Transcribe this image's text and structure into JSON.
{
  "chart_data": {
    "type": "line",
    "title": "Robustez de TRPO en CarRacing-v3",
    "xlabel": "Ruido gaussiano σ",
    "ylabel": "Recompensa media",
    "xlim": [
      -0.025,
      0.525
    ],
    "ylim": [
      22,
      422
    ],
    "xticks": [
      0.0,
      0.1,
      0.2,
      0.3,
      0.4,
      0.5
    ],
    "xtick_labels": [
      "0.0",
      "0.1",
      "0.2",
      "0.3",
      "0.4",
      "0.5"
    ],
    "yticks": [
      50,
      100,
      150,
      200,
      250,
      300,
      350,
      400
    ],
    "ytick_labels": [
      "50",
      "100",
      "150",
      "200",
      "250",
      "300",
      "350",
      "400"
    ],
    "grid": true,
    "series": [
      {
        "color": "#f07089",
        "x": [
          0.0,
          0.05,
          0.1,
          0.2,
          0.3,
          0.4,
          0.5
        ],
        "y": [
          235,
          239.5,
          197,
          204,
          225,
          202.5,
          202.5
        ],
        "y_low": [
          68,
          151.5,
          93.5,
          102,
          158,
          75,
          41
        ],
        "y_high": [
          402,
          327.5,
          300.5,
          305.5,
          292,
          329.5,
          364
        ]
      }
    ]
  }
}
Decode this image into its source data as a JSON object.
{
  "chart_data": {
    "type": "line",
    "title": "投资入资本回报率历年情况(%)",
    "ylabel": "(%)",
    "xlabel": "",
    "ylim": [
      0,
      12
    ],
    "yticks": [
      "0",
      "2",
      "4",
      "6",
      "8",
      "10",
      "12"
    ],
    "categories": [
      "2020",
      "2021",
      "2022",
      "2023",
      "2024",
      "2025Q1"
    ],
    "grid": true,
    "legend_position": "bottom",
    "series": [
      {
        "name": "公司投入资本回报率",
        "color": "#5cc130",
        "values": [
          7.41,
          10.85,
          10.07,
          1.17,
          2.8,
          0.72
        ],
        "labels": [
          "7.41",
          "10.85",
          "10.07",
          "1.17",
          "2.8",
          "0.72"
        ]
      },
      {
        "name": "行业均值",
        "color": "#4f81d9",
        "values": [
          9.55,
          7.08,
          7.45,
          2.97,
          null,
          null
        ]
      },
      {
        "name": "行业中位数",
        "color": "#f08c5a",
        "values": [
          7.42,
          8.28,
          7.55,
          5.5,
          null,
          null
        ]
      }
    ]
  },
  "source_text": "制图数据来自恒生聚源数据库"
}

::::

What the task asks: Your task is to repeat the data exactly; please include every line.

Solution:
Transcribe this image's text and structure into JSON.
{
  "chart_data": {
    "type": "line",
    "title": "Robustez de TRPO en CarRacing-v3",
    "xlabel": "Ruido gaussiano σ",
    "ylabel": "Recompensa media",
    "xlim": [
      -0.025,
      0.525
    ],
    "ylim": [
      22,
      422
    ],
    "xticks": [
      0.0,
      0.1,
      0.2,
      0.3,
      0.4,
      0.5
    ],
    "xtick_labels": [
      "0.0",
      "0.1",
      "0.2",
      "0.3",
      "0.4",
      "0.5"
    ],
    "yticks": [
      50,
      100,
      150,
      200,
      250,
      300,
      350,
      400
    ],
    "ytick_labels": [
      "50",
      "100",
      "150",
      "200",
      "250",
      "300",
      "350",
      "400"
    ],
    "grid": true,
    "series": [
      {
        "color": "#f07089",
        "x": [
          0.0,
          0.05,
          0.1,
          0.2,
          0.3,
          0.4,
          0.5
        ],
        "y": [
          235,
          239.5,
          197,
          204,
          225,
          202.5,
          202.5
        ],
        "y_low": [
          68,
          151.5,
          93.5,
          102,
          158,
          75,
          41
        ],
        "y_high": [
          402,
          327.5,
          300.5,
          305.5,
          292,
          329.5,
          364
        ]
      }
    ]
  }
}
Decode this image into its source data as a JSON object.
{
  "chart_data": {
    "type": "line",
    "title": "投资入资本回报率历年情况(%)",
    "ylabel": "(%)",
    "xlabel": "",
    "ylim": [
      0,
      12
    ],
    "yticks": [
      "0",
      "2",
      "4",
      "6",
      "8",
      "10",
      "12"
    ],
    "categories": [
      "2020",
      "2021",
      "2022",
      "2023",
      "2024",
      "2025Q1"
    ],
    "grid": true,
    "legend_position": "bottom",
    "series": [
      {
        "name": "公司投入资本回报率",
        "color": "#5cc130",
        "values": [
          7.41,
          10.85,
          10.07,
          1.17,
          2.8,
          0.72
        ],
        "labels": [
          "7.41",
          "10.85",
          "10.07",
          "1.17",
          "2.8",
          "0.72"
        ]
      },
      {
        "name": "行业均值",
        "color": "#4f81d9",
        "values": [
          9.55,
          7.08,
          7.45,
          2.97,
          null,
          null
        ]
      },
      {
        "name": "行业中位数",
        "color": "#f08c5a",
        "values": [
          7.42,
          8.28,
          7.55,
          5.5,
          null,
          null
        ]
      }
    ]
  },
  "source_text": "制图数据来自恒生聚源数据库"
}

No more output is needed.